§ **Direction**
Your task is to print every entry below exactly as given.

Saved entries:
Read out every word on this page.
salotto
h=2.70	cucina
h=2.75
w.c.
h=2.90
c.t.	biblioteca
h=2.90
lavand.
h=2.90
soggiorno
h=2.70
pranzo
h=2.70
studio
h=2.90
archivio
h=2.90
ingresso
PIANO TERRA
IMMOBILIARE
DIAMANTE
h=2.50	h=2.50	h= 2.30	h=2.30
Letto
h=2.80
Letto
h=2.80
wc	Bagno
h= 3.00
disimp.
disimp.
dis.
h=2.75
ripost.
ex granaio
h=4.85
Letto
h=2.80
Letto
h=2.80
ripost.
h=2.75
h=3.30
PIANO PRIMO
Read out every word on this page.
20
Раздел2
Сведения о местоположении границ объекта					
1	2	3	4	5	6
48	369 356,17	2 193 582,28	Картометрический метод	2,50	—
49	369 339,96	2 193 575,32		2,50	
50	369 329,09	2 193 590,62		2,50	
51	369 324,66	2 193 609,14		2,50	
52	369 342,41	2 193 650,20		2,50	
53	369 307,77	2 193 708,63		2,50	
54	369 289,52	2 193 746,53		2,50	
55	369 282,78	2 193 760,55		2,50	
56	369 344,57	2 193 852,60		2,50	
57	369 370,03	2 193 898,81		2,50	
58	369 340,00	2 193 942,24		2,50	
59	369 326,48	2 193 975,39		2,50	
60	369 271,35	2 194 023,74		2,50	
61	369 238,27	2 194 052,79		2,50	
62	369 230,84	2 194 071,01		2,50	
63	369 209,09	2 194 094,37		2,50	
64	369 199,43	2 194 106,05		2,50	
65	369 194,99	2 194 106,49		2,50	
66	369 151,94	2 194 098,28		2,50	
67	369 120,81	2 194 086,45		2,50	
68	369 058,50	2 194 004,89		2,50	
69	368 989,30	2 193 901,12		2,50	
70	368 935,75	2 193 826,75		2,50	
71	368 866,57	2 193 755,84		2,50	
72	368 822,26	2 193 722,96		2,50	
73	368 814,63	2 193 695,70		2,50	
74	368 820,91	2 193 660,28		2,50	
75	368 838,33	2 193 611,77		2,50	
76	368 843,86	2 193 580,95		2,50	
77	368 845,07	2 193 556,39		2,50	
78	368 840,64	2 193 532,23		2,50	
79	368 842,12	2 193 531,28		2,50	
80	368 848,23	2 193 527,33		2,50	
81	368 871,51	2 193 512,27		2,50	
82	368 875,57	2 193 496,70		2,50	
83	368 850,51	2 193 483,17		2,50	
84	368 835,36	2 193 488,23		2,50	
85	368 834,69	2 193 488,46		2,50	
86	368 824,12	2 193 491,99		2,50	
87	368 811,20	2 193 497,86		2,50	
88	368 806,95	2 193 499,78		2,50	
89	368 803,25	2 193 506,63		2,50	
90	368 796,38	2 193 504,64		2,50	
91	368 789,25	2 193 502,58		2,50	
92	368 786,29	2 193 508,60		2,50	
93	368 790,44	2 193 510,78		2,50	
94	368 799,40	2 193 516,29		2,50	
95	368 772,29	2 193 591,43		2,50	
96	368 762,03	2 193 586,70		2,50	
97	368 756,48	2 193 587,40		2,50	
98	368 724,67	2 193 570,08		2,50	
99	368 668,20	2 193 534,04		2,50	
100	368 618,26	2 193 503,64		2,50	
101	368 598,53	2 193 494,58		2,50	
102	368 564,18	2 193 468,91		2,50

§ **Exercise response**
Read out every word on this page.
salotto
h=2.70	cucina
h=2.75
w.c.
h=2.90
c.t.	biblioteca
h=2.90
lavand.
h=2.90
soggiorno
h=2.70
pranzo
h=2.70
studio
h=2.90
archivio
h=2.90
ingresso
PIANO TERRA
IMMOBILIARE
DIAMANTE
h=2.50	h=2.50	h= 2.30	h=2.30
Letto
h=2.80
Letto
h=2.80
wc	Bagno
h= 3.00
disimp.
disimp.
dis.
h=2.75
ripost.
ex granaio
h=4.85
Letto
h=2.80
Letto
h=2.80
ripost.
h=2.75
h=3.30
PIANO PRIMO
Read out every word on this page.
20
Раздел2
Сведения о местоположении границ объекта					
1	2	3	4	5	6
48	369 356,17	2 193 582,28	Картометрический метод	2,50	—
49	369 339,96	2 193 575,32		2,50	
50	369 329,09	2 193 590,62		2,50	
51	369 324,66	2 193 609,14		2,50	
52	369 342,41	2 193 650,20		2,50	
53	369 307,77	2 193 708,63		2,50	
54	369 289,52	2 193 746,53		2,50	
55	369 282,78	2 193 760,55		2,50	
56	369 344,57	2 193 852,60		2,50	
57	369 370,03	2 193 898,81		2,50	
58	369 340,00	2 193 942,24		2,50	
59	369 326,48	2 193 975,39		2,50	
60	369 271,35	2 194 023,74		2,50	
61	369 238,27	2 194 052,79		2,50	
62	369 230,84	2 194 071,01		2,50	
63	369 209,09	2 194 094,37		2,50	
64	369 199,43	2 194 106,05		2,50	
65	369 194,99	2 194 106,49		2,50	
66	369 151,94	2 194 098,28		2,50	
67	369 120,81	2 194 086,45		2,50	
68	369 058,50	2 194 004,89		2,50	
69	368 989,30	2 193 901,12		2,50	
70	368 935,75	2 193 826,75		2,50	
71	368 866,57	2 193 755,84		2,50	
72	368 822,26	2 193 722,96		2,50	
73	368 814,63	2 193 695,70		2,50	
74	368 820,91	2 193 660,28		2,50	
75	368 838,33	2 193 611,77		2,50	
76	368 843,86	2 193 580,95		2,50	
77	368 845,07	2 193 556,39		2,50	
78	368 840,64	2 193 532,23		2,50	
79	368 842,12	2 193 531,28		2,50	
80	368 848,23	2 193 527,33		2,50	
81	368 871,51	2 193 512,27		2,50	
82	368 875,57	2 193 496,70		2,50	
83	368 850,51	2 193 483,17		2,50	
84	368 835,36	2 193 488,23		2,50	
85	368 834,69	2 193 488,46		2,50	
86	368 824,12	2 193 491,99		2,50	
87	368 811,20	2 193 497,86		2,50	
88	368 806,95	2 193 499,78		2,50	
89	368 803,25	2 193 506,63		2,50	
90	368 796,38	2 193 504,64		2,50	
91	368 789,25	2 193 502,58		2,50	
92	368 786,29	2 193 508,60		2,50	
93	368 790,44	2 193 510,78		2,50	
94	368 799,40	2 193 516,29		2,50	
95	368 772,29	2 193 591,43		2,50	
96	368 762,03	2 193 586,70		2,50	
97	368 756,48	2 193 587,40		2,50	
98	368 724,67	2 193 570,08		2,50	
99	368 668,20	2 193 534,04		2,50	
100	368 618,26	2 193 503,64		2,50	
101	368 598,53	2 193 494,58		2,50	
102	368 564,18	2 193 468,91		2,50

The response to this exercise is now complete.